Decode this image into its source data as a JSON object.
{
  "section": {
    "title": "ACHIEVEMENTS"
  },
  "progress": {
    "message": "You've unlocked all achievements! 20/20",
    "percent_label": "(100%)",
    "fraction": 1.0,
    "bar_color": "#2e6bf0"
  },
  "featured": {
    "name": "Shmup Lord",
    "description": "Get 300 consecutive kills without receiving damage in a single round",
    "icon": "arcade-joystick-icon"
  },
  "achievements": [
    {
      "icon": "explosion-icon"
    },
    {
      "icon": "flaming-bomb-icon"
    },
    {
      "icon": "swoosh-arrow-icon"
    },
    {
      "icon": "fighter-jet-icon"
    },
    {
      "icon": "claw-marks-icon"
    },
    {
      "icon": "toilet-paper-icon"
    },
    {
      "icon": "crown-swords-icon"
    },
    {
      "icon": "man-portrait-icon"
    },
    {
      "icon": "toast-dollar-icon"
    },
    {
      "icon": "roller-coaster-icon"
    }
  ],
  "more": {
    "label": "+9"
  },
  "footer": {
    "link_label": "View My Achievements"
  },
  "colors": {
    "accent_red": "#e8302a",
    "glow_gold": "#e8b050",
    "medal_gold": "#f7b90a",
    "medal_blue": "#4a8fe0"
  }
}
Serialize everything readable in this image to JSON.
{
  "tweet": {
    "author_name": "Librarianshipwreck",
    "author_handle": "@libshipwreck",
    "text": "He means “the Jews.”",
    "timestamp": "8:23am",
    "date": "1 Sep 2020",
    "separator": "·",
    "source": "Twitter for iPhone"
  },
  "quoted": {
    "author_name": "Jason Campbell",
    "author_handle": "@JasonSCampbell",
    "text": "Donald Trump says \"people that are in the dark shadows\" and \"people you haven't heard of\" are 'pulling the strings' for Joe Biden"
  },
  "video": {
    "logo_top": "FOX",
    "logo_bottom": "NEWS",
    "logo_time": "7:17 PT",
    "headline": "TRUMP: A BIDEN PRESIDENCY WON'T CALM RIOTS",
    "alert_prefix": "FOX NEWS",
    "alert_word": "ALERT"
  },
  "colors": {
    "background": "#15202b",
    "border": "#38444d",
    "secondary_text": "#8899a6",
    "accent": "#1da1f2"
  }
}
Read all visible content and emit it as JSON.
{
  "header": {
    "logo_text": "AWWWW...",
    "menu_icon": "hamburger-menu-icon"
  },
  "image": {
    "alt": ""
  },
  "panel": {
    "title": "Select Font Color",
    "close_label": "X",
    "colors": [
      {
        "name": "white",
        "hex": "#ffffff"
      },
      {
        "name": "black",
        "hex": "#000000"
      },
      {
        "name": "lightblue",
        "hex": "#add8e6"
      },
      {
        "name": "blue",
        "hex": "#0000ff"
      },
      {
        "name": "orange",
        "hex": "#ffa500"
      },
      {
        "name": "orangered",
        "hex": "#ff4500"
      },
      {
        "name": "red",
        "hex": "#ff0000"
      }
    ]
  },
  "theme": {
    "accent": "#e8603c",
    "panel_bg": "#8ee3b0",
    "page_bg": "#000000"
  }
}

⁂

SHORT PROBLEM — Every line above should be written out again exactly as it stands.

CORRECT ANSWER —
Decode this image into its source data as a JSON object.
{
  "section": {
    "title": "ACHIEVEMENTS"
  },
  "progress": {
    "message": "You've unlocked all achievements! 20/20",
    "percent_label": "(100%)",
    "fraction": 1.0,
    "bar_color": "#2e6bf0"
  },
  "featured": {
    "name": "Shmup Lord",
    "description": "Get 300 consecutive kills without receiving damage in a single round",
    "icon": "arcade-joystick-icon"
  },
  "achievements": [
    {
      "icon": "explosion-icon"
    },
    {
      "icon": "flaming-bomb-icon"
    },
    {
      "icon": "swoosh-arrow-icon"
    },
    {
      "icon": "fighter-jet-icon"
    },
    {
      "icon": "claw-marks-icon"
    },
    {
      "icon": "toilet-paper-icon"
    },
    {
      "icon": "crown-swords-icon"
    },
    {
      "icon": "man-portrait-icon"
    },
    {
      "icon": "toast-dollar-icon"
    },
    {
      "icon": "roller-coaster-icon"
    }
  ],
  "more": {
    "label": "+9"
  },
  "footer": {
    "link_label": "View My Achievements"
  },
  "colors": {
    "accent_red": "#e8302a",
    "glow_gold": "#e8b050",
    "medal_gold": "#f7b90a",
    "medal_blue": "#4a8fe0"
  }
}
Serialize everything readable in this image to JSON.
{
  "tweet": {
    "author_name": "Librarianshipwreck",
    "author_handle": "@libshipwreck",
    "text": "He means “the Jews.”",
    "timestamp": "8:23am",
    "date": "1 Sep 2020",
    "separator": "·",
    "source": "Twitter for iPhone"
  },
  "quoted": {
    "author_name": "Jason Campbell",
    "author_handle": "@JasonSCampbell",
    "text": "Donald Trump says \"people that are in the dark shadows\" and \"people you haven't heard of\" are 'pulling the strings' for Joe Biden"
  },
  "video": {
    "logo_top": "FOX",
    "logo_bottom": "NEWS",
    "logo_time": "7:17 PT",
    "headline": "TRUMP: A BIDEN PRESIDENCY WON'T CALM RIOTS",
    "alert_prefix": "FOX NEWS",
    "alert_word": "ALERT"
  },
  "colors": {
    "background": "#15202b",
    "border": "#38444d",
    "secondary_text": "#8899a6",
    "accent": "#1da1f2"
  }
}
Read all visible content and emit it as JSON.
{
  "header": {
    "logo_text": "AWWWW...",
    "menu_icon": "hamburger-menu-icon"
  },
  "image": {
    "alt": ""
  },
  "panel": {
    "title": "Select Font Color",
    "close_label": "X",
    "colors": [
      {
        "name": "white",
        "hex": "#ffffff"
      },
      {
        "name": "black",
        "hex": "#000000"
      },
      {
        "name": "lightblue",
        "hex": "#add8e6"
      },
      {
        "name": "blue",
        "hex": "#0000ff"
      },
      {
        "name": "orange",
        "hex": "#ffa500"
      },
      {
        "name": "orangered",
        "hex": "#ff4500"
      },
      {
        "name": "red",
        "hex": "#ff0000"
      }
    ]
  },
  "theme": {
    "accent": "#e8603c",
    "panel_bg": "#8ee3b0",
    "page_bg": "#000000"
  }
}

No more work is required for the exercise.